▶ _Given entries_
==============================
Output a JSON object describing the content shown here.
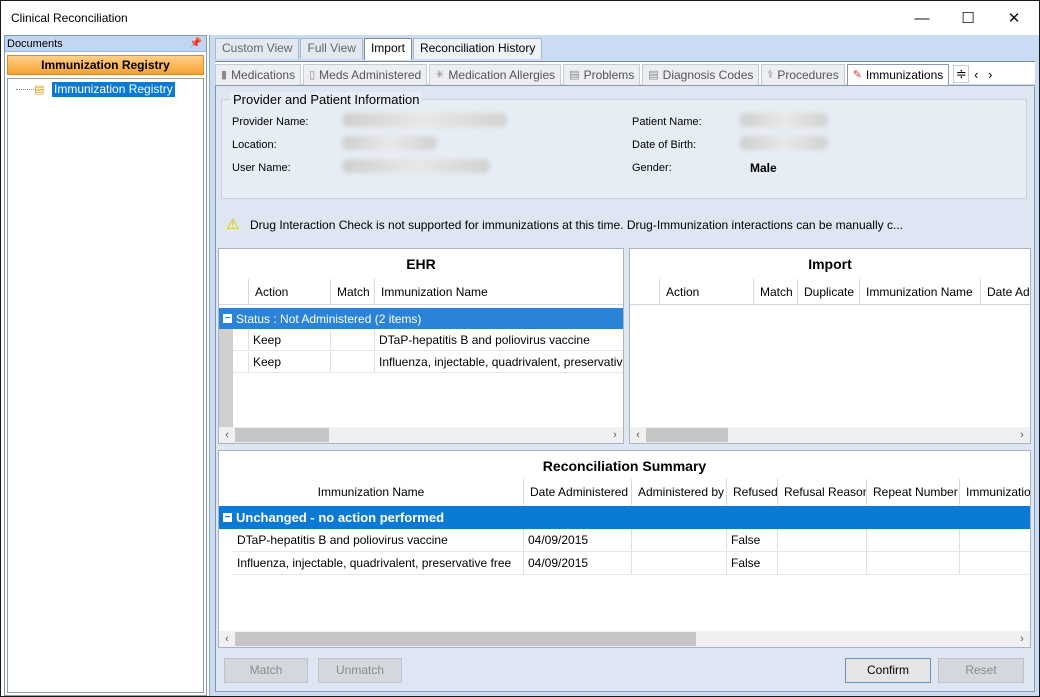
{
  "window": {
    "title": "Clinical Reconciliation"
  },
  "left": {
    "documents_label": "Documents",
    "registry_header": "Immunization Registry",
    "tree_item": "Immunization Registry"
  },
  "view_tabs": [
    "Custom View",
    "Full View",
    "Import",
    "Reconciliation History"
  ],
  "category_tabs": [
    {
      "label": "Medications",
      "icon": "capsule-icon"
    },
    {
      "label": "Meds Administered",
      "icon": "vial-icon"
    },
    {
      "label": "Medication Allergies",
      "icon": "allergy-icon"
    },
    {
      "label": "Problems",
      "icon": "clipboard-icon"
    },
    {
      "label": "Diagnosis Codes",
      "icon": "document-icon"
    },
    {
      "label": "Procedures",
      "icon": "caduceus-icon"
    },
    {
      "label": "Immunizations",
      "icon": "syringe-icon"
    }
  ],
  "provider_info": {
    "title": "Provider and Patient Information",
    "provider_name_label": "Provider Name:",
    "location_label": "Location:",
    "user_name_label": "User Name:",
    "patient_name_label": "Patient Name:",
    "dob_label": "Date of Birth:",
    "gender_label": "Gender:",
    "gender_value": "Male"
  },
  "warning_text": "Drug Interaction Check is not supported for immunizations at this time. Drug-Immunization interactions can be manually c...",
  "ehr": {
    "title": "EHR",
    "columns": [
      "Action",
      "Match",
      "Immunization Name"
    ],
    "group_label": "Status : Not Administered (2 items)",
    "rows": [
      {
        "action": "Keep",
        "match": "",
        "name": "DTaP-hepatitis B and poliovirus vaccine"
      },
      {
        "action": "Keep",
        "match": "",
        "name": "Influenza, injectable, quadrivalent, preservative"
      }
    ]
  },
  "import": {
    "title": "Import",
    "columns": [
      "Action",
      "Match",
      "Duplicate",
      "Immunization Name",
      "Date Adr"
    ]
  },
  "summary": {
    "title": "Reconciliation Summary",
    "columns": [
      "Immunization Name",
      "Date Administered",
      "Administered by",
      "Refused",
      "Refusal Reason",
      "Repeat Number",
      "Immunizatio"
    ],
    "group_label": "Unchanged - no action performed",
    "rows": [
      {
        "name": "DTaP-hepatitis B and poliovirus vaccine",
        "date": "04/09/2015",
        "by": "",
        "refused": "False",
        "reason": "",
        "repeat": "",
        "imm": ""
      },
      {
        "name": "Influenza, injectable, quadrivalent, preservative free",
        "date": "04/09/2015",
        "by": "",
        "refused": "False",
        "reason": "",
        "repeat": "",
        "imm": ""
      }
    ]
  },
  "buttons": {
    "match": "Match",
    "unmatch": "Unmatch",
    "confirm": "Confirm",
    "reset": "Reset"
  }
}
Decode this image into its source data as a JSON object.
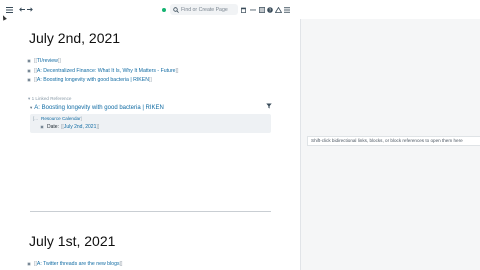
{
  "topbar": {
    "search_placeholder": "Find or Create Page"
  },
  "page1": {
    "title": "July 2nd, 2021",
    "blocks": [
      {
        "text": "TI/review"
      },
      {
        "text": "A: Decentralized Finance: What It Is, Why It Matters - Future"
      },
      {
        "text": "A: Boosting longevity with good bacteria | RIKEN"
      }
    ]
  },
  "linked_refs": {
    "label": "1 Linked Reference",
    "group_title": "A: Boosting longevity with good bacteria | RIKEN",
    "breadcrumb": "Resource Calendar",
    "attr_key": "Date:",
    "attr_value": "July 2nd, 2021"
  },
  "page2": {
    "title": "July 1st, 2021",
    "blocks": [
      {
        "text": "A: Twitter threads are the new blogs"
      }
    ]
  },
  "sidebar": {
    "hint": "Shift-click bidirectional links, blocks, or block references to open them here"
  }
}
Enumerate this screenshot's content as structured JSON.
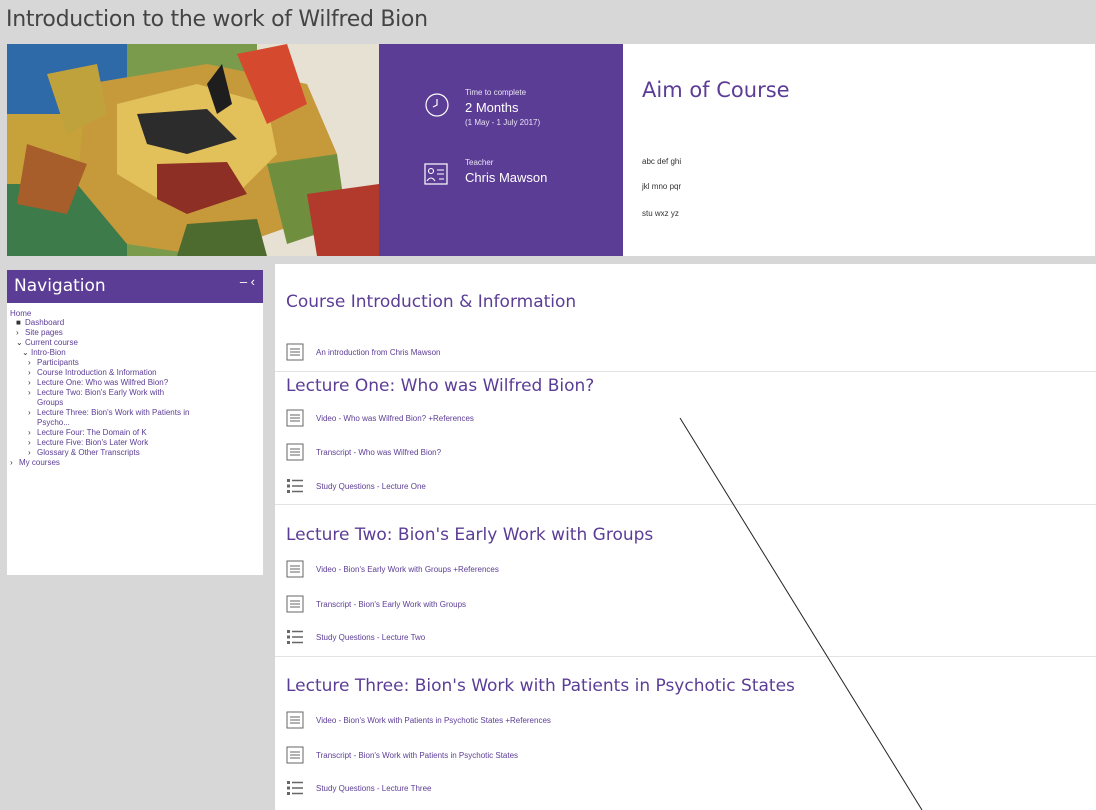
{
  "course": {
    "title": "Introduction to the work of Wilfred Bion"
  },
  "hero": {
    "time_label": "Time to complete",
    "time_value": "2 Months",
    "time_dates": "(1 May - 1 July 2017)",
    "teacher_label": "Teacher",
    "teacher_name": "Chris Mawson",
    "aim_title": "Aim of Course",
    "aim_lines": [
      "abc def ghi",
      "jkl mno pqr",
      "stu wxz yz"
    ],
    "colors": {
      "purple": "#5c3d96"
    }
  },
  "navigation": {
    "title": "Navigation",
    "control": "– ‹",
    "items": [
      {
        "label": "Home",
        "marker": ""
      },
      {
        "label": "Dashboard",
        "marker": "■"
      },
      {
        "label": "Site pages",
        "marker": "›"
      },
      {
        "label": "Current course",
        "marker": "⌄"
      },
      {
        "label": "Intro-Bion",
        "marker": "⌄"
      },
      {
        "label": "Participants",
        "marker": "›"
      },
      {
        "label": "Course Introduction & Information",
        "marker": "›"
      },
      {
        "label": "Lecture One: Who was Wilfred Bion?",
        "marker": "›"
      },
      {
        "label": "Lecture Two: Bion's Early Work with",
        "marker": "›"
      },
      {
        "label": "Groups",
        "marker": ""
      },
      {
        "label": "Lecture Three: Bion's Work with Patients in",
        "marker": "›"
      },
      {
        "label": "Psycho...",
        "marker": ""
      },
      {
        "label": "Lecture Four: The Domain of K",
        "marker": "›"
      },
      {
        "label": "Lecture Five: Bion's Later Work",
        "marker": "›"
      },
      {
        "label": "Glossary & Other Transcripts",
        "marker": "›"
      },
      {
        "label": "My courses",
        "marker": "›"
      }
    ]
  },
  "sections": [
    {
      "title": "Course Introduction & Information",
      "activities": [
        {
          "label": "An introduction from Chris Mawson",
          "icon": "page-icon"
        }
      ]
    },
    {
      "title": "Lecture One: Who was Wilfred Bion?",
      "activities": [
        {
          "label": "Video - Who was Wilfred Bion? +References",
          "icon": "page-icon"
        },
        {
          "label": "Transcript - Who was Wilfred Bion?",
          "icon": "page-icon"
        },
        {
          "label": "Study Questions - Lecture One",
          "icon": "list-icon"
        }
      ]
    },
    {
      "title": "Lecture Two: Bion's Early Work with Groups",
      "activities": [
        {
          "label": "Video - Bion's Early Work with Groups +References",
          "icon": "page-icon"
        },
        {
          "label": "Transcript - Bion's Early Work with Groups",
          "icon": "page-icon"
        },
        {
          "label": "Study Questions - Lecture Two",
          "icon": "list-icon"
        }
      ]
    },
    {
      "title": "Lecture Three: Bion's Work with Patients in Psychotic States",
      "activities": [
        {
          "label": "Video - Bion's Work with Patients in Psychotic States +References",
          "icon": "page-icon"
        },
        {
          "label": "Transcript - Bion's Work with Patients in Psychotic States",
          "icon": "page-icon"
        },
        {
          "label": "Study Questions - Lecture Three",
          "icon": "list-icon"
        }
      ]
    }
  ]
}
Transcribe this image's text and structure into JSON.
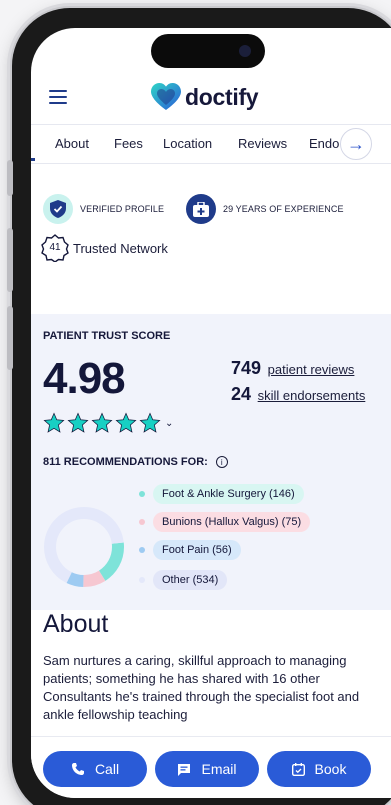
{
  "brand": {
    "name": "doctify"
  },
  "tabs": [
    {
      "label": "About"
    },
    {
      "label": "Fees"
    },
    {
      "label": "Location"
    },
    {
      "label": "Reviews"
    },
    {
      "label": "Endo"
    }
  ],
  "badges": {
    "verified": "VERIFIED PROFILE",
    "experience": "29 YEARS OF EXPERIENCE",
    "network_count": "41",
    "network_label": "Trusted Network"
  },
  "trust": {
    "label": "PATIENT TRUST SCORE",
    "score": "4.98",
    "rating": 5,
    "reviews_count": "749",
    "reviews_label": "patient reviews",
    "endorsements_count": "24",
    "endorsements_label": "skill endorsements"
  },
  "recommendations": {
    "label": "811 RECOMMENDATIONS FOR:",
    "items": [
      {
        "label": "Foot & Ankle Surgery (146)",
        "value": 146,
        "color": "#7ee3d9",
        "pill": "#d8f6f2"
      },
      {
        "label": "Bunions (Hallux Valgus) (75)",
        "value": 75,
        "color": "#f6c7d1",
        "pill": "#fbdde3"
      },
      {
        "label": "Foot Pain (56)",
        "value": 56,
        "color": "#9ecbf2",
        "pill": "#d6e8fa"
      },
      {
        "label": "Other (534)",
        "value": 534,
        "color": "#e4e8fa",
        "pill": "#e2e6f8"
      }
    ]
  },
  "about": {
    "title": "About",
    "text": "Sam nurtures a caring, skillful approach to managing patients; something he has shared with 16 other Consultants he's trained through the specialist foot and ankle fellowship teaching"
  },
  "actions": {
    "call": "Call",
    "email": "Email",
    "book": "Book"
  },
  "colors": {
    "primary": "#2a5bd7",
    "accent": "#17d0c3",
    "navy": "#1f3b8a"
  }
}
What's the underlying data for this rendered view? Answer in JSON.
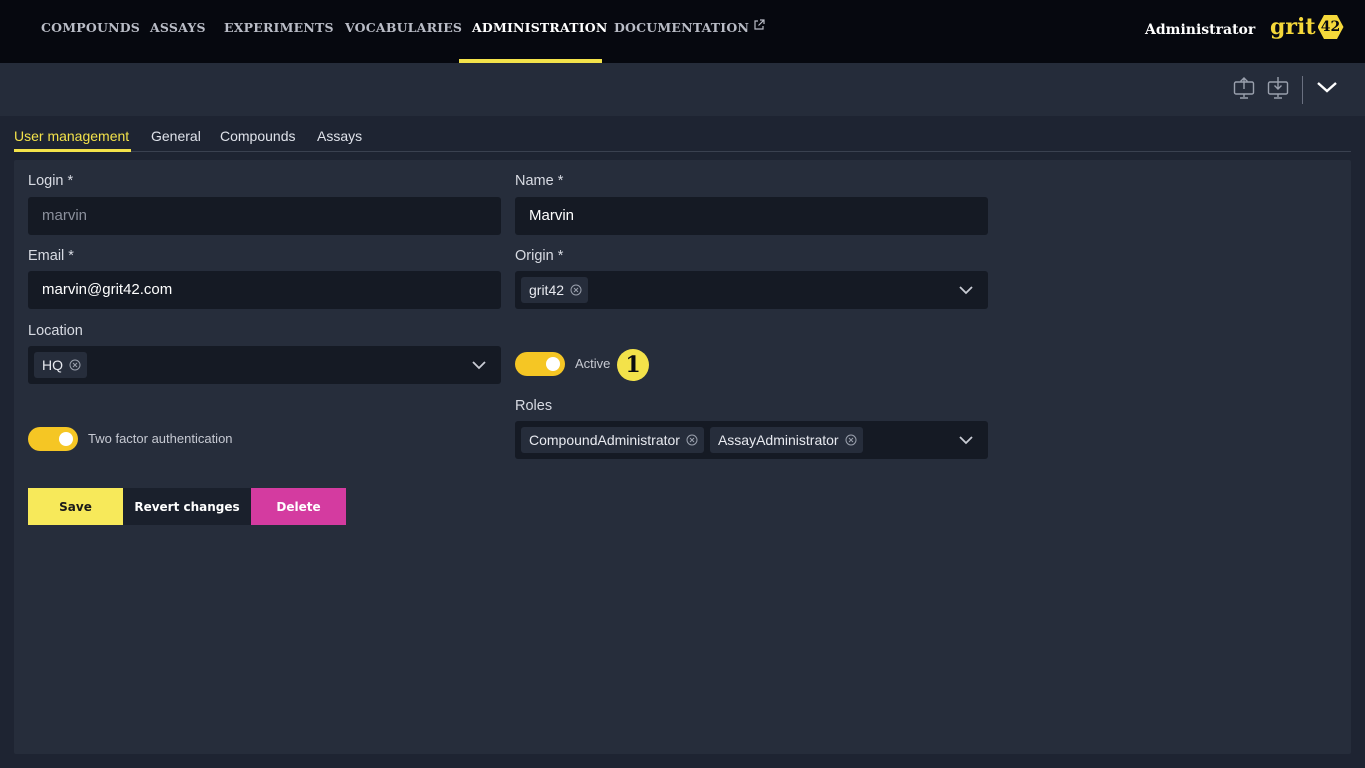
{
  "nav": {
    "items": [
      {
        "label": "COMPOUNDS"
      },
      {
        "label": "ASSAYS"
      },
      {
        "label": "EXPERIMENTS"
      },
      {
        "label": "VOCABULARIES"
      },
      {
        "label": "ADMINISTRATION"
      },
      {
        "label": "DOCUMENTATION"
      }
    ],
    "active": "ADMINISTRATION",
    "user": "Administrator",
    "logo_text": "grit",
    "logo_badge": "42"
  },
  "toolbar": {
    "icons": [
      "upload-icon",
      "download-icon",
      "chevron-down-icon"
    ]
  },
  "tabs": {
    "items": [
      {
        "label": "User management"
      },
      {
        "label": "General"
      },
      {
        "label": "Compounds"
      },
      {
        "label": "Assays"
      }
    ],
    "active": "User management"
  },
  "form": {
    "login": {
      "label": "Login *",
      "value": "marvin"
    },
    "name": {
      "label": "Name *",
      "value": "Marvin"
    },
    "email": {
      "label": "Email *",
      "value": "marvin@grit42.com"
    },
    "origin": {
      "label": "Origin *",
      "chips": [
        "grit42"
      ]
    },
    "location": {
      "label": "Location",
      "chips": [
        "HQ"
      ]
    },
    "active": {
      "label": "Active",
      "on": true
    },
    "two_factor": {
      "label": "Two factor authentication",
      "on": true
    },
    "roles": {
      "label": "Roles",
      "chips": [
        "CompoundAdministrator",
        "AssayAdministrator"
      ]
    },
    "callout": "1"
  },
  "buttons": {
    "save": "Save",
    "revert": "Revert changes",
    "delete": "Delete"
  },
  "colors": {
    "accent": "#f3e24a",
    "toggle": "#f5c624",
    "delete": "#d43ba0",
    "nav_bg": "#06080f",
    "page_bg": "#1e2432"
  }
}
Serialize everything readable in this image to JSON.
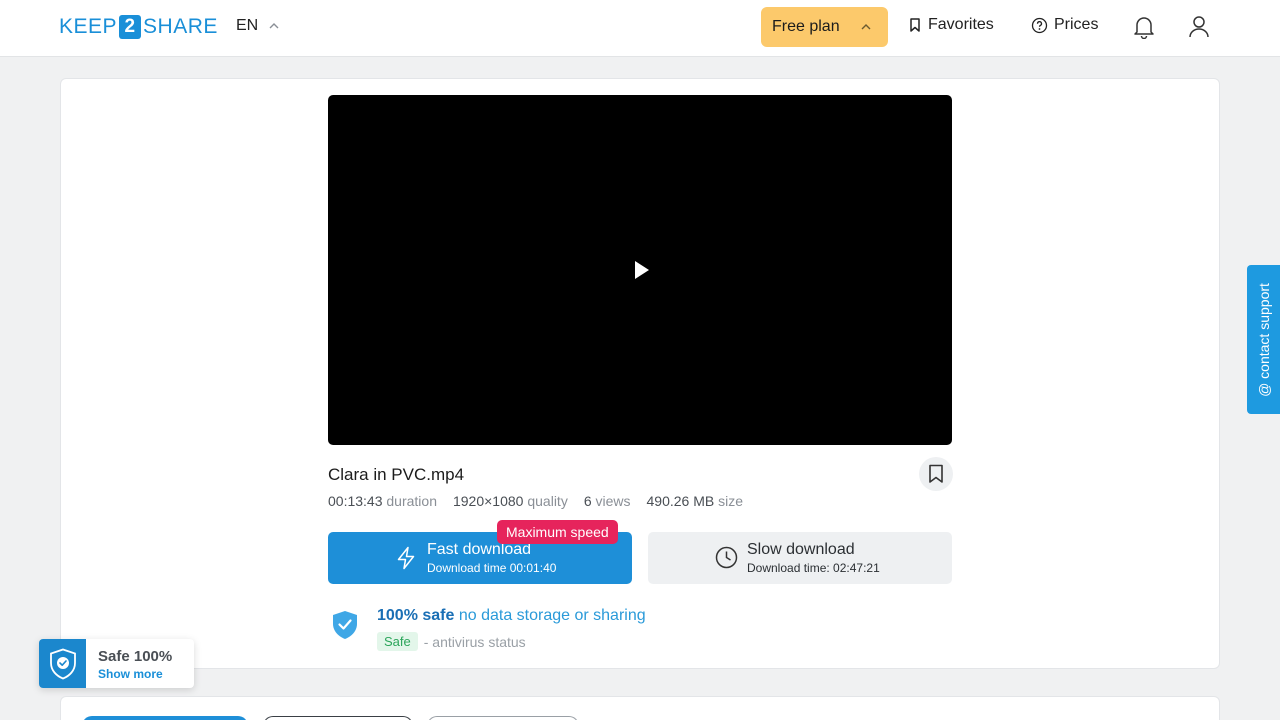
{
  "header": {
    "logo_left": "KEEP",
    "logo_mid": "2",
    "logo_right": "SHARE",
    "language": "EN",
    "plan_label": "Free plan",
    "favorites_label": "Favorites",
    "prices_label": "Prices"
  },
  "file": {
    "name": "Clara in PVC.mp4",
    "duration_value": "00:13:43",
    "duration_label": "duration",
    "quality_value": "1920×1080",
    "quality_label": "quality",
    "views_value": "6",
    "views_label": "views",
    "size_value": "490.26 MB",
    "size_label": "size"
  },
  "downloads": {
    "fast_title": "Fast download",
    "fast_sub": "Download time 00:01:40",
    "fast_badge": "Maximum speed",
    "slow_title": "Slow download",
    "slow_sub": "Download time: 02:47:21"
  },
  "safety": {
    "strong": "100% safe",
    "rest": "no data storage or sharing",
    "tag": "Safe",
    "status": "- antivirus status"
  },
  "support_label": "@ contact support",
  "safe_widget": {
    "title": "Safe 100%",
    "link": "Show more"
  },
  "colors": {
    "brand_blue": "#1e8fd8",
    "plan_yellow": "#fcc96b",
    "badge_red": "#e6245c"
  }
}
==============================
▶ _What needs to be done_
All lines in the records that contain "longevity" are to be copied and returned.

▶ _Result for this exercise_
        "text": "A: Boosting longevity with good bacteria | RIKEN"
    "group_title": "A: Boosting longevity with good bacteria | RIKEN",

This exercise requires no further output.